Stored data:
=====

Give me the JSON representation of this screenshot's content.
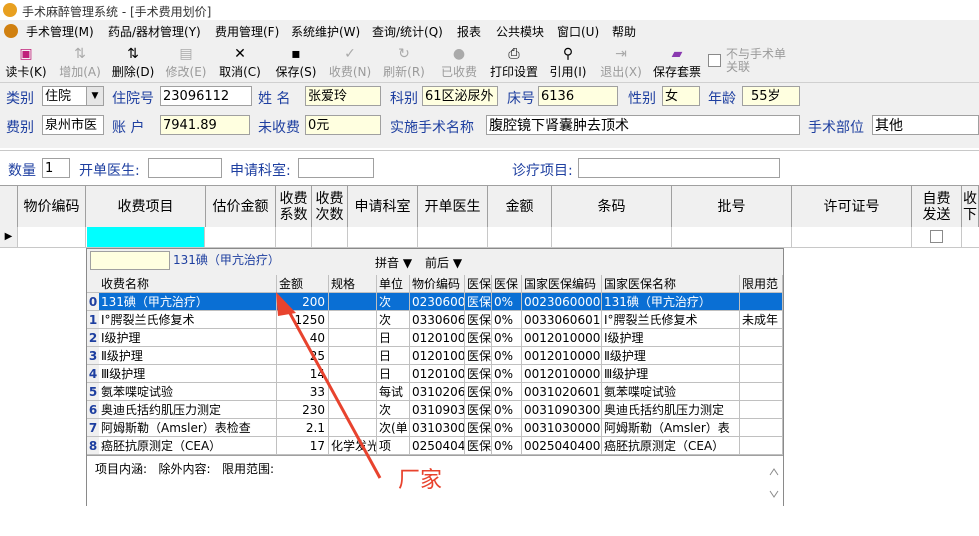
{
  "window": {
    "title": "手术麻醉管理系统 - [手术费用划价]"
  },
  "menu": [
    "手术管理(M)",
    "药品/器材管理(Y)",
    "费用管理(F)",
    "系统维护(W)",
    "查询/统计(Q)",
    "报表",
    "公共模块",
    "窗口(U)",
    "帮助"
  ],
  "toolbar": {
    "buttons": [
      {
        "label": "读卡(K)",
        "icon": "card-icon",
        "enabled": true
      },
      {
        "label": "增加(A)",
        "icon": "add-icon",
        "enabled": false
      },
      {
        "label": "删除(D)",
        "icon": "delete-icon",
        "enabled": true
      },
      {
        "label": "修改(E)",
        "icon": "edit-icon",
        "enabled": false
      },
      {
        "label": "取消(C)",
        "icon": "cancel-icon",
        "enabled": true
      },
      {
        "label": "保存(S)",
        "icon": "save-icon",
        "enabled": true
      },
      {
        "label": "收费(N)",
        "icon": "charge-icon",
        "enabled": false
      },
      {
        "label": "刷新(R)",
        "icon": "refresh-icon",
        "enabled": false
      },
      {
        "label": "已收费",
        "icon": "charged-icon",
        "enabled": false
      },
      {
        "label": "打印设置",
        "icon": "printer-icon",
        "enabled": true
      },
      {
        "label": "引用(I)",
        "icon": "reference-icon",
        "enabled": true
      },
      {
        "label": "退出(X)",
        "icon": "exit-icon",
        "enabled": false
      },
      {
        "label": "保存套票",
        "icon": "book-icon",
        "enabled": true
      }
    ],
    "unlink_label": "不与手术单关联"
  },
  "form": {
    "category_label": "类别",
    "category_value": "住院",
    "admission_label": "住院号",
    "admission_value": "23096112",
    "name_label": "姓  名",
    "name_value": "张爱玲",
    "dept_label": "科别",
    "dept_value": "61区泌尿外",
    "bed_label": "床号",
    "bed_value": "6136",
    "gender_label": "性别",
    "gender_value": "女",
    "age_label": "年龄",
    "age_value": "55岁",
    "feetype_label": "费别",
    "feetype_value": "泉州市医",
    "account_label": "账  户",
    "account_value": "7941.89",
    "unpaid_label": "未收费",
    "unpaid_value": "0元",
    "surgery_label": "实施手术名称",
    "surgery_value": "腹腔镜下肾囊肿去顶术",
    "site_label": "手术部位",
    "site_value": "其他",
    "qty_label": "数量",
    "qty_value": "1",
    "doctor_label": "开单医生:",
    "doctor_value": "",
    "applydept_label": "申请科室:",
    "applydept_value": "",
    "item_label": "诊疗项目:",
    "item_value": ""
  },
  "grid": {
    "headers": [
      "物价编码",
      "收费项目",
      "估价金额",
      "收费系数",
      "收费次数",
      "申请科室",
      "开单医生",
      "金额",
      "条码",
      "批号",
      "许可证号",
      "自费发送",
      "收下"
    ]
  },
  "popup": {
    "search_value": "",
    "current_item": "131碘（甲亢治疗）",
    "pinyin_label": "拼音",
    "order_label": "前后",
    "headers": [
      "收费名称",
      "金额",
      "规格",
      "单位",
      "物价编码",
      "医保",
      "医保",
      "国家医保编码",
      "国家医保名称",
      "限用范"
    ],
    "rows": [
      {
        "idx": "0",
        "name": "131碘（甲亢治疗）",
        "amount": "200",
        "spec": "",
        "unit": "次",
        "code": "0230600",
        "ins1": "医保",
        "ins2": "0%",
        "ncode": "00230600001",
        "nname": "131碘（甲亢治疗）",
        "limit": ""
      },
      {
        "idx": "1",
        "name": "Ⅰ°腭裂兰氏修复术",
        "amount": "1250",
        "spec": "",
        "unit": "次",
        "code": "0330606",
        "ins1": "医保",
        "ins2": "0%",
        "ncode": "00330606014",
        "nname": "Ⅰ°腭裂兰氏修复术",
        "limit": "未成年"
      },
      {
        "idx": "2",
        "name": "Ⅰ级护理",
        "amount": "40",
        "spec": "",
        "unit": "日",
        "code": "0120100",
        "ins1": "医保",
        "ins2": "0%",
        "ncode": "00120100003",
        "nname": "Ⅰ级护理",
        "limit": ""
      },
      {
        "idx": "3",
        "name": "Ⅱ级护理",
        "amount": "25",
        "spec": "",
        "unit": "日",
        "code": "0120100",
        "ins1": "医保",
        "ins2": "0%",
        "ncode": "00120100004",
        "nname": "Ⅱ级护理",
        "limit": ""
      },
      {
        "idx": "4",
        "name": "Ⅲ级护理",
        "amount": "14",
        "spec": "",
        "unit": "日",
        "code": "0120100",
        "ins1": "医保",
        "ins2": "0%",
        "ncode": "00120100005",
        "nname": "Ⅲ级护理",
        "limit": ""
      },
      {
        "idx": "5",
        "name": "氨苯喋啶试验",
        "amount": "33",
        "spec": "",
        "unit": "每试",
        "code": "0310206",
        "ins1": "医保",
        "ins2": "0%",
        "ncode": "00310206011",
        "nname": "氨苯喋啶试验",
        "limit": ""
      },
      {
        "idx": "6",
        "name": "奥迪氏括约肌压力测定",
        "amount": "230",
        "spec": "",
        "unit": "次",
        "code": "0310903",
        "ins1": "医保",
        "ins2": "0%",
        "ncode": "00310903002",
        "nname": "奥迪氏括约肌压力测定",
        "limit": ""
      },
      {
        "idx": "7",
        "name": "阿姆斯勒（Amsler）表检查",
        "amount": "2.1",
        "spec": "",
        "unit": "次(单",
        "code": "0310300",
        "ins1": "医保",
        "ins2": "0%",
        "ncode": "00310300006",
        "nname": "阿姆斯勒（Amsler）表",
        "limit": ""
      },
      {
        "idx": "8",
        "name": "癌胚抗原测定（CEA）",
        "amount": "17",
        "spec": "化学发光",
        "unit": "项",
        "code": "0250404",
        "ins1": "医保",
        "ins2": "0%",
        "ncode": "00250404001",
        "nname": "癌胚抗原测定（CEA）",
        "limit": ""
      }
    ],
    "footer": "项目内涵:   除外内容:   限用范围:"
  },
  "annotation": {
    "text": "厂家",
    "color": "#e8432e"
  },
  "colors": {
    "selected": "#0a6fd4",
    "current_cell": "#00ffff",
    "label_blue": "#1e3fa0",
    "readonly_bg": "#ffffe0"
  }
}
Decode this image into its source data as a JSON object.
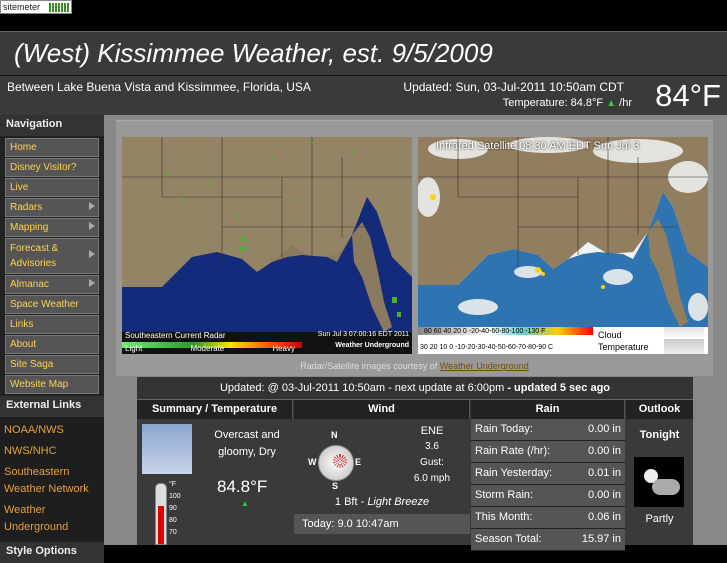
{
  "sitemeter": {
    "label": "sitemeter"
  },
  "header": {
    "title": "(West) Kissimmee Weather, est. 9/5/2009",
    "location": "Between Lake Buena Vista and Kissimmee, Florida, USA",
    "updated": "Updated:  Sun, 03-Jul-2011 10:50am CDT",
    "temperature_line": "Temperature: 84.8°F",
    "temperature_rate": "/hr",
    "big_temp": "84°F"
  },
  "sidebar": {
    "nav_heading": "Navigation",
    "nav_items": [
      {
        "label": "Home"
      },
      {
        "label": "Disney Visitor?"
      },
      {
        "label": "Live"
      },
      {
        "label": "Radars"
      },
      {
        "label": "Mapping"
      },
      {
        "label": "Forecast & Advisories"
      },
      {
        "label": "Almanac"
      },
      {
        "label": "Space Weather"
      },
      {
        "label": "Links"
      },
      {
        "label": "About"
      },
      {
        "label": "Site Saga"
      },
      {
        "label": "Website Map"
      }
    ],
    "ext_heading": "External Links",
    "ext_links": [
      "NOAA/NWS",
      "NWS/NHC",
      "Southeastern Weather Network",
      "Weather Underground"
    ],
    "style_heading": "Style Options"
  },
  "maps": {
    "radar_caption": "Southeastern Current Radar",
    "radar_time": "Sun Jul 3 07:00:16 EDT 2011",
    "radar_scale": [
      "Light",
      "Moderate",
      "Heavy"
    ],
    "sat_caption": "Infrared Satellite 08:30 AM EDT Sun Jul 3",
    "sat_scale_top": "80 60 40 20  0 -20-40-60-80-100 -130 F",
    "sat_scale_bottom": "30 20 10  0 -10-20-30-40-50-60-70-80-90 C",
    "sat_legend_1": "Cloud",
    "sat_legend_2": "Temperature",
    "wu_logo": "Weather Underground",
    "courtesy": "Radar/Satellite images courtesy of",
    "courtesy_link": "Weather Underground"
  },
  "conditions": {
    "update_text": "Updated: @ 03-Jul-2011 10:50am - next update at 6:00pm",
    "updated_ago": "- updated 5 sec ago",
    "col_summary": "Summary / Temperature",
    "col_wind": "Wind",
    "col_rain": "Rain",
    "col_outlook": "Outlook",
    "summary_text": "Overcast and gloomy, Dry",
    "temp": "84.8°F",
    "thermo_scale": [
      "°F",
      "100",
      "90",
      "80",
      "70"
    ],
    "wind_dir": "ENE",
    "wind_speed": "3.6",
    "gust_label": "Gust:",
    "gust_value": "6.0 mph",
    "compass": [
      "N",
      "W",
      "E",
      "S"
    ],
    "beaufort": "1 Bft -",
    "beaufort_desc": "Light Breeze",
    "wind_today": "Today: 9.0 10:47am",
    "rain": [
      {
        "label": "Rain Today:",
        "value": "0.00 in"
      },
      {
        "label": "Rain Rate (/hr):",
        "value": "0.00 in"
      },
      {
        "label": "Rain Yesterday:",
        "value": "0.01 in"
      },
      {
        "label": "Storm Rain:",
        "value": "0.00 in"
      },
      {
        "label": "This Month:",
        "value": "0.06 in"
      },
      {
        "label": "Season Total:",
        "value": "15.97 in"
      }
    ],
    "outlook_title": "Tonight",
    "outlook_text": "Partly"
  }
}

=====

— Objective —
Pick out all lines containing the string "JSON".

— Final answer —
Give me the JSON representation of this screenshot's content.
Decode this image into its source data as a JSON object.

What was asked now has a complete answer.